Output an exact reproduction of the data.

Figure record listings
▼▼▼
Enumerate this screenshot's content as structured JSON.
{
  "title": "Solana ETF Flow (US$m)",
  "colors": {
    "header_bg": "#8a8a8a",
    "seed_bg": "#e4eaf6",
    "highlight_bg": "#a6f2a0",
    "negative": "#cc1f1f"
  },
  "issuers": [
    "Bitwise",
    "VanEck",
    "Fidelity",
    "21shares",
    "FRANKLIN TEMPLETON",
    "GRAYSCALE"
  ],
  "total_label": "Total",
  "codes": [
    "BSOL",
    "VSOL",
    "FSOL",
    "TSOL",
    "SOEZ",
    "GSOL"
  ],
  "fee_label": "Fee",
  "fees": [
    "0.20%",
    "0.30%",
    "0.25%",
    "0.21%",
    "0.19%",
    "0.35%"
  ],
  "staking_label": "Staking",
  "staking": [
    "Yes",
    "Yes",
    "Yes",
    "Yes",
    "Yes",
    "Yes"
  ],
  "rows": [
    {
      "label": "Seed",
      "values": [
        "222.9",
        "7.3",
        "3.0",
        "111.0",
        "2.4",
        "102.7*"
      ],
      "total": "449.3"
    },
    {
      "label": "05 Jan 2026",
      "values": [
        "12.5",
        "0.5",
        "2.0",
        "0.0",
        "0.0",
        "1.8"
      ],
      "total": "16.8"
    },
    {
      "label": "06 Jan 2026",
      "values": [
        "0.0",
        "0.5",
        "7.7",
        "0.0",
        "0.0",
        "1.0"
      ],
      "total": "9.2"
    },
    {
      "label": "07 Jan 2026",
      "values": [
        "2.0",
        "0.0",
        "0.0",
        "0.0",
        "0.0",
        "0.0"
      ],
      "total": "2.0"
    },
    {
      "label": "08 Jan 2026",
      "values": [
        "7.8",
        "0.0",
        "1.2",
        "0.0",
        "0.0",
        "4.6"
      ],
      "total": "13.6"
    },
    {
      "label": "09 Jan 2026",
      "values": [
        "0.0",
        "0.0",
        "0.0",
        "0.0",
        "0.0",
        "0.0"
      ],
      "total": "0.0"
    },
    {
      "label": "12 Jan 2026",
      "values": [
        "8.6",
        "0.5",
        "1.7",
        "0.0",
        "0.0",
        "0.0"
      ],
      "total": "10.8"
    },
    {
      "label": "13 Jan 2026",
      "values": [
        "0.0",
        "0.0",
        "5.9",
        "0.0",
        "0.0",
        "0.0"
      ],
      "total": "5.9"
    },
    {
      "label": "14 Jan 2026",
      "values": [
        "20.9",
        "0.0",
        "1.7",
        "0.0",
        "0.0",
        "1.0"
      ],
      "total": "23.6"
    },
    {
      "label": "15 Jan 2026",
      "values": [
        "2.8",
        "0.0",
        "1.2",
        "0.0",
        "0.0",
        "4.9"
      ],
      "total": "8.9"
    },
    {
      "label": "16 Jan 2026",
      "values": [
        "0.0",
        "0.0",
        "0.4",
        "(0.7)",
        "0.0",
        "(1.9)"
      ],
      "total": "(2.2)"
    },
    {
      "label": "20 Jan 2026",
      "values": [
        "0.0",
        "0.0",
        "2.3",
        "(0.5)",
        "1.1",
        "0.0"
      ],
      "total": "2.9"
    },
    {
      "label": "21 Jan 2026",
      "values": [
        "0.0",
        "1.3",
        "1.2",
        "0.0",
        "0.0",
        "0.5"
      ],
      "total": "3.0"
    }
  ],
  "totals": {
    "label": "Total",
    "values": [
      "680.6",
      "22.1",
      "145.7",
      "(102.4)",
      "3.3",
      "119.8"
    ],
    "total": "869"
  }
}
▲▲▲
_Task output:_
Enumerate this screenshot's content as structured JSON.
{
  "title": "Solana ETF Flow (US$m)",
  "colors": {
    "header_bg": "#8a8a8a",
    "seed_bg": "#e4eaf6",
    "highlight_bg": "#a6f2a0",
    "negative": "#cc1f1f"
  },
  "issuers": [
    "Bitwise",
    "VanEck",
    "Fidelity",
    "21shares",
    "FRANKLIN TEMPLETON",
    "GRAYSCALE"
  ],
  "total_label": "Total",
  "codes": [
    "BSOL",
    "VSOL",
    "FSOL",
    "TSOL",
    "SOEZ",
    "GSOL"
  ],
  "fee_label": "Fee",
  "fees": [
    "0.20%",
    "0.30%",
    "0.25%",
    "0.21%",
    "0.19%",
    "0.35%"
  ],
  "staking_label": "Staking",
  "staking": [
    "Yes",
    "Yes",
    "Yes",
    "Yes",
    "Yes",
    "Yes"
  ],
  "rows": [
    {
      "label": "Seed",
      "values": [
        "222.9",
        "7.3",
        "3.0",
        "111.0",
        "2.4",
        "102.7*"
      ],
      "total": "449.3"
    },
    {
      "label": "05 Jan 2026",
      "values": [
        "12.5",
        "0.5",
        "2.0",
        "0.0",
        "0.0",
        "1.8"
      ],
      "total": "16.8"
    },
    {
      "label": "06 Jan 2026",
      "values": [
        "0.0",
        "0.5",
        "7.7",
        "0.0",
        "0.0",
        "1.0"
      ],
      "total": "9.2"
    },
    {
      "label": "07 Jan 2026",
      "values": [
        "2.0",
        "0.0",
        "0.0",
        "0.0",
        "0.0",
        "0.0"
      ],
      "total": "2.0"
    },
    {
      "label": "08 Jan 2026",
      "values": [
        "7.8",
        "0.0",
        "1.2",
        "0.0",
        "0.0",
        "4.6"
      ],
      "total": "13.6"
    },
    {
      "label": "09 Jan 2026",
      "values": [
        "0.0",
        "0.0",
        "0.0",
        "0.0",
        "0.0",
        "0.0"
      ],
      "total": "0.0"
    },
    {
      "label": "12 Jan 2026",
      "values": [
        "8.6",
        "0.5",
        "1.7",
        "0.0",
        "0.0",
        "0.0"
      ],
      "total": "10.8"
    },
    {
      "label": "13 Jan 2026",
      "values": [
        "0.0",
        "0.0",
        "5.9",
        "0.0",
        "0.0",
        "0.0"
      ],
      "total": "5.9"
    },
    {
      "label": "14 Jan 2026",
      "values": [
        "20.9",
        "0.0",
        "1.7",
        "0.0",
        "0.0",
        "1.0"
      ],
      "total": "23.6"
    },
    {
      "label": "15 Jan 2026",
      "values": [
        "2.8",
        "0.0",
        "1.2",
        "0.0",
        "0.0",
        "4.9"
      ],
      "total": "8.9"
    },
    {
      "label": "16 Jan 2026",
      "values": [
        "0.0",
        "0.0",
        "0.4",
        "(0.7)",
        "0.0",
        "(1.9)"
      ],
      "total": "(2.2)"
    },
    {
      "label": "20 Jan 2026",
      "values": [
        "0.0",
        "0.0",
        "2.3",
        "(0.5)",
        "1.1",
        "0.0"
      ],
      "total": "2.9"
    },
    {
      "label": "21 Jan 2026",
      "values": [
        "0.0",
        "1.3",
        "1.2",
        "0.0",
        "0.0",
        "0.5"
      ],
      "total": "3.0"
    }
  ],
  "totals": {
    "label": "Total",
    "values": [
      "680.6",
      "22.1",
      "145.7",
      "(102.4)",
      "3.3",
      "119.8"
    ],
    "total": "869"
  }
}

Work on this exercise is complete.